Begin with the line that contains "Transcribe this image's" and transcribe each line after it, up to and including the last line of the listing below.

-----

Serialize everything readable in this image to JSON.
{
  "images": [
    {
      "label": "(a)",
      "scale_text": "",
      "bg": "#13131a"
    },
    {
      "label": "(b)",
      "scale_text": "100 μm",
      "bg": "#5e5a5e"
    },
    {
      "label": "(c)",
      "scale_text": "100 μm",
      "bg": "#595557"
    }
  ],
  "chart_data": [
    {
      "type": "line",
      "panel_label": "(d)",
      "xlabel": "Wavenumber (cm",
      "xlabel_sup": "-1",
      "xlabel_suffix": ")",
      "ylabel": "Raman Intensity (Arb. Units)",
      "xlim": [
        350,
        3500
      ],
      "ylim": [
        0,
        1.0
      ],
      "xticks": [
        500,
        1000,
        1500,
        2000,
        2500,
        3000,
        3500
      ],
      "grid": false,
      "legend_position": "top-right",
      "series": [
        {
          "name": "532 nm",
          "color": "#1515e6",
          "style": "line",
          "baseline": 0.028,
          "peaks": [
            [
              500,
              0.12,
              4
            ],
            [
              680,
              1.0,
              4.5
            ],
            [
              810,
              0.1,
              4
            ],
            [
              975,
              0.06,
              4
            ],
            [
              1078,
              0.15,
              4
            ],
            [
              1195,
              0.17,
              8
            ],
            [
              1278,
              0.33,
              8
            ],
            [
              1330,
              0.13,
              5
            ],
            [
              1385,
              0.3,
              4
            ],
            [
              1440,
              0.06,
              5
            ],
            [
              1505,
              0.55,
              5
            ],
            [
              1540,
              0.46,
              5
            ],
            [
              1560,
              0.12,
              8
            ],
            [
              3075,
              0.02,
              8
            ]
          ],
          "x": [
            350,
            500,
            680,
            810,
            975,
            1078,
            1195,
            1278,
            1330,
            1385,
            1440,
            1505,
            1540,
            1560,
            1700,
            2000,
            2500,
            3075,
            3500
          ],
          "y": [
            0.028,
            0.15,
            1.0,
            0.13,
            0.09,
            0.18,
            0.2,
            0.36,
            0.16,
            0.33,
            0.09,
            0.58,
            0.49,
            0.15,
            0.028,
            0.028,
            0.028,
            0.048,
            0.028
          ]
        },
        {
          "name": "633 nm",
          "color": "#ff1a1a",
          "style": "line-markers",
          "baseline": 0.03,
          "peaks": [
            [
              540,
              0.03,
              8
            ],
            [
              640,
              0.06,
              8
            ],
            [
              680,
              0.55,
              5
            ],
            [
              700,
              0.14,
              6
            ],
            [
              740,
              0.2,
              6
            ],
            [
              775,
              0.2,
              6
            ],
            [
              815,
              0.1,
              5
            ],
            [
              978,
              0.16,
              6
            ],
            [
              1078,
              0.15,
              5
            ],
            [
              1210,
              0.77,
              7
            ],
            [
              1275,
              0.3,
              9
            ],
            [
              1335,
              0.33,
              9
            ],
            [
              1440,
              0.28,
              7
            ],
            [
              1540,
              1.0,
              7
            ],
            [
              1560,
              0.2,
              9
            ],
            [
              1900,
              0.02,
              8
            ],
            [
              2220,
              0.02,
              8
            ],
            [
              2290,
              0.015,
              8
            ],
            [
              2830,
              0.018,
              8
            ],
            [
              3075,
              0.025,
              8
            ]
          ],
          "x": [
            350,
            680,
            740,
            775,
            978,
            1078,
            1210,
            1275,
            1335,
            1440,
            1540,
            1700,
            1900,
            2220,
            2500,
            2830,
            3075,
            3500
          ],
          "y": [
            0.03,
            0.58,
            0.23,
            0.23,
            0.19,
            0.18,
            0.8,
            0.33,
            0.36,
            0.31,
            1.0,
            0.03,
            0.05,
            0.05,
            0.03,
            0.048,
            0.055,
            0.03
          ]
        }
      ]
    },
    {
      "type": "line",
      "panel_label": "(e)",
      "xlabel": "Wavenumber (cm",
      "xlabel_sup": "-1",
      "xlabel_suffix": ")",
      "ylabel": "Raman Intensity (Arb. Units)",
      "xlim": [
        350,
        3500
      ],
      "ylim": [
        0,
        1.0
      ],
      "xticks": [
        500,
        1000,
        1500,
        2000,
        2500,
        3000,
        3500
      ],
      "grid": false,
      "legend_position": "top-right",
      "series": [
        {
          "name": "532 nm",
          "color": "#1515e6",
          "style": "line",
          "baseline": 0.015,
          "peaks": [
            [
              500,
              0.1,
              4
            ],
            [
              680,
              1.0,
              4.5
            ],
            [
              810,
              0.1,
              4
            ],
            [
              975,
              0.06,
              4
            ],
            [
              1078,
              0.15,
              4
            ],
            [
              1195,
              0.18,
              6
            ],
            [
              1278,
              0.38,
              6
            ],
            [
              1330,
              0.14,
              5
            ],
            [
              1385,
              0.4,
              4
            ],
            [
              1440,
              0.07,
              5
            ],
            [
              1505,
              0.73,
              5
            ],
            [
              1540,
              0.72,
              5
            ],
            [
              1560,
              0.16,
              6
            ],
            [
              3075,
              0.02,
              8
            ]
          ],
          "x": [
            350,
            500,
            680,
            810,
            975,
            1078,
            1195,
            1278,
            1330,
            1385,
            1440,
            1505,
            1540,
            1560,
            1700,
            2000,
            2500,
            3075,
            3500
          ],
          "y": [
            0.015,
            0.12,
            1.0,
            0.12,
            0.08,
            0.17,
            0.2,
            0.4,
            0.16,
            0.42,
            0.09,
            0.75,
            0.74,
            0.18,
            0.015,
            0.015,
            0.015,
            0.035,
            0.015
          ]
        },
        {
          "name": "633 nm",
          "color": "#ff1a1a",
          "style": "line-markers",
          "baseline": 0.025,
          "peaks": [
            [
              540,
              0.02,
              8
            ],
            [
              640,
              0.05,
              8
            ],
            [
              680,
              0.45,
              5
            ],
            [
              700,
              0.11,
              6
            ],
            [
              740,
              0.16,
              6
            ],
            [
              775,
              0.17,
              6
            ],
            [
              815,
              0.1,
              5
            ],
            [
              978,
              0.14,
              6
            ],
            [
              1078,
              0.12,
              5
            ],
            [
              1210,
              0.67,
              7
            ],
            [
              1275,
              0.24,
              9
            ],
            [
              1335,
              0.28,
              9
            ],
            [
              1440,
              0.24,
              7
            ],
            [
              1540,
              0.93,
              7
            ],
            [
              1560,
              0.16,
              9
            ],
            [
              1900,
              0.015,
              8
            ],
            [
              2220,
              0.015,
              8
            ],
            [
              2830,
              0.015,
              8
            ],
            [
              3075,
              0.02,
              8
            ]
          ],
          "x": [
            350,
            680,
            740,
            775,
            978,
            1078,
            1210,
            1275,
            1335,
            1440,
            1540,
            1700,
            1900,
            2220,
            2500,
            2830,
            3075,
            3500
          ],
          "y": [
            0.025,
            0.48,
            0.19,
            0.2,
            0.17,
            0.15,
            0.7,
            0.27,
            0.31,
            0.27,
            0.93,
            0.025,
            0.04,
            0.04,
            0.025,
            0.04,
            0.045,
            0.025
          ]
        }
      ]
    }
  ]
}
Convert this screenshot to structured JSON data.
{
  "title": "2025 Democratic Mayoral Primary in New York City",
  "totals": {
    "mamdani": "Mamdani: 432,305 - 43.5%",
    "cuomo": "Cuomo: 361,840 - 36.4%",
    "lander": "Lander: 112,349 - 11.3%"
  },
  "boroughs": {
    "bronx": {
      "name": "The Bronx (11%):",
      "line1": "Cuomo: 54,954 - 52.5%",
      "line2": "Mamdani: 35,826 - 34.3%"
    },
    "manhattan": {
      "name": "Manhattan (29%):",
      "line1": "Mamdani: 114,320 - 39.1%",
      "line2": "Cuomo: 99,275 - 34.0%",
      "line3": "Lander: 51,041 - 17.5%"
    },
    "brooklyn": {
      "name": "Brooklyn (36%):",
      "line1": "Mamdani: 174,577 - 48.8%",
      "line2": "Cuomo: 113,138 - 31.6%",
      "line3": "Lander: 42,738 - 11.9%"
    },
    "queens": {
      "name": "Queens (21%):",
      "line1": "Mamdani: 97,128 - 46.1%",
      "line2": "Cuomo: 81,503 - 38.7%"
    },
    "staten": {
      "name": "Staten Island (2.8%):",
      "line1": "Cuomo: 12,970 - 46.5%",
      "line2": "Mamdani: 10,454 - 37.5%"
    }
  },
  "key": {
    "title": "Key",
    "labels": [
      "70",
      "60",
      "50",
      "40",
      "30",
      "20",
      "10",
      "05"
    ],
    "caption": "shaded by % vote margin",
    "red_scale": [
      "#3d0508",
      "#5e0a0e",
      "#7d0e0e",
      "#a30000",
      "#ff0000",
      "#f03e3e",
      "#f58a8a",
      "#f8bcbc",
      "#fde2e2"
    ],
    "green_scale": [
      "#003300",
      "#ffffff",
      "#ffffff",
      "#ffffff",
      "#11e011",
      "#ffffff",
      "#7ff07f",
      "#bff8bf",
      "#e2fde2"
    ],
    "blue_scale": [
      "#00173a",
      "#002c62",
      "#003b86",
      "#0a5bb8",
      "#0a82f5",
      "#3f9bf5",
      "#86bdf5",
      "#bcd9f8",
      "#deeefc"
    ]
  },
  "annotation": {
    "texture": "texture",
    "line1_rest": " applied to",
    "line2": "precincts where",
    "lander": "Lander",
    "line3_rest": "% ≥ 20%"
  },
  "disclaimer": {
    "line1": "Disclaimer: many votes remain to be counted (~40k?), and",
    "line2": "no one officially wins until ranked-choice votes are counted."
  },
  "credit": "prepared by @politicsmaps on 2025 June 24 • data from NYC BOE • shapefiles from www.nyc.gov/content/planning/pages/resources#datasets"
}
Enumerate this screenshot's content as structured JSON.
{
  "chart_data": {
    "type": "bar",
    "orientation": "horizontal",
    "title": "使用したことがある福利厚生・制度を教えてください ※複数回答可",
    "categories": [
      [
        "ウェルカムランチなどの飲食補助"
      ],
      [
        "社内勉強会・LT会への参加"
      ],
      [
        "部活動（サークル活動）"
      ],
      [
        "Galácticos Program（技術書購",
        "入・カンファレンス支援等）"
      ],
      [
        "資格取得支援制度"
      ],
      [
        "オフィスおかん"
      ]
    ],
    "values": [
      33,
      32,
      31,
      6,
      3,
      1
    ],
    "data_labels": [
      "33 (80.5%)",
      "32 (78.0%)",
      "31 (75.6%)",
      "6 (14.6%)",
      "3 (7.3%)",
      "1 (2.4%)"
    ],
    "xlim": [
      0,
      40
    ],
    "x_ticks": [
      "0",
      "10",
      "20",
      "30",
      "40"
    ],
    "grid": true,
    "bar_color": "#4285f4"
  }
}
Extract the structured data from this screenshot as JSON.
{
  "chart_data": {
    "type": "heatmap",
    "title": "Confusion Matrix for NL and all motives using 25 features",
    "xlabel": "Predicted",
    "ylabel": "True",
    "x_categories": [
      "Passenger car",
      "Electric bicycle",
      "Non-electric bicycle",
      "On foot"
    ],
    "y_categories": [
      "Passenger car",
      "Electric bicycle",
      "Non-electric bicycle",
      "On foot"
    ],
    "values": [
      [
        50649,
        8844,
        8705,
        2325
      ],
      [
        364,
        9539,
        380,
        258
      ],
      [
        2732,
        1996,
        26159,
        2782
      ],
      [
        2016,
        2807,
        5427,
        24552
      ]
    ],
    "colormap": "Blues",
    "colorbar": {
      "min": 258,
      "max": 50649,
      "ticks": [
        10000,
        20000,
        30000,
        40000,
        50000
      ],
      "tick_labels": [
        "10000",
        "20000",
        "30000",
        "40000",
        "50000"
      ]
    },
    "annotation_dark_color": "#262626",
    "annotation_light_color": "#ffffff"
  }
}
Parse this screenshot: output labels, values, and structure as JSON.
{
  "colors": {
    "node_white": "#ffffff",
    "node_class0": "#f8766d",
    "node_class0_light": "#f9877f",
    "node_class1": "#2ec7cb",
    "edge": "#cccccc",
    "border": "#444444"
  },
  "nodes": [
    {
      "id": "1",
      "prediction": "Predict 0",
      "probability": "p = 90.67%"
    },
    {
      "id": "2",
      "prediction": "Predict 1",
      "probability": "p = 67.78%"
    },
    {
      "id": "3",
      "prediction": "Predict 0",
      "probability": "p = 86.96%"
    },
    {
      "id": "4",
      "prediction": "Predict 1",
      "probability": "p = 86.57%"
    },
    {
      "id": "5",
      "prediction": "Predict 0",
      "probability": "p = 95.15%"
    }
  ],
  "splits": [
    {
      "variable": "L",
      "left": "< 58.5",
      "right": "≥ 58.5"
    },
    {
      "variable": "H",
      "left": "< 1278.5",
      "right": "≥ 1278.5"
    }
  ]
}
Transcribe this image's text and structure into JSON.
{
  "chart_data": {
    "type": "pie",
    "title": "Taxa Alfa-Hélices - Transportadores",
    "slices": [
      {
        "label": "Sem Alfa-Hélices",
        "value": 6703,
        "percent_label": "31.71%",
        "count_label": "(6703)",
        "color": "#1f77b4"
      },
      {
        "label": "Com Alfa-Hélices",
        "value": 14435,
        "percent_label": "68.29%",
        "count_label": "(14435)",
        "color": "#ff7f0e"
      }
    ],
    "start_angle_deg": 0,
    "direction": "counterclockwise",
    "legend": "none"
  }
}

-----

_Result_.
Transcribe this image's text and structure into JSON.
{
  "chart_data": {
    "type": "pie",
    "title": "Taxa Alfa-Hélices - Transportadores",
    "slices": [
      {
        "label": "Sem Alfa-Hélices",
        "value": 6703,
        "percent_label": "31.71%",
        "count_label": "(6703)",
        "color": "#1f77b4"
      },
      {
        "label": "Com Alfa-Hélices",
        "value": 14435,
        "percent_label": "68.29%",
        "count_label": "(14435)",
        "color": "#ff7f0e"
      }
    ],
    "start_angle_deg": 0,
    "direction": "counterclockwise",
    "legend": "none"
  }
}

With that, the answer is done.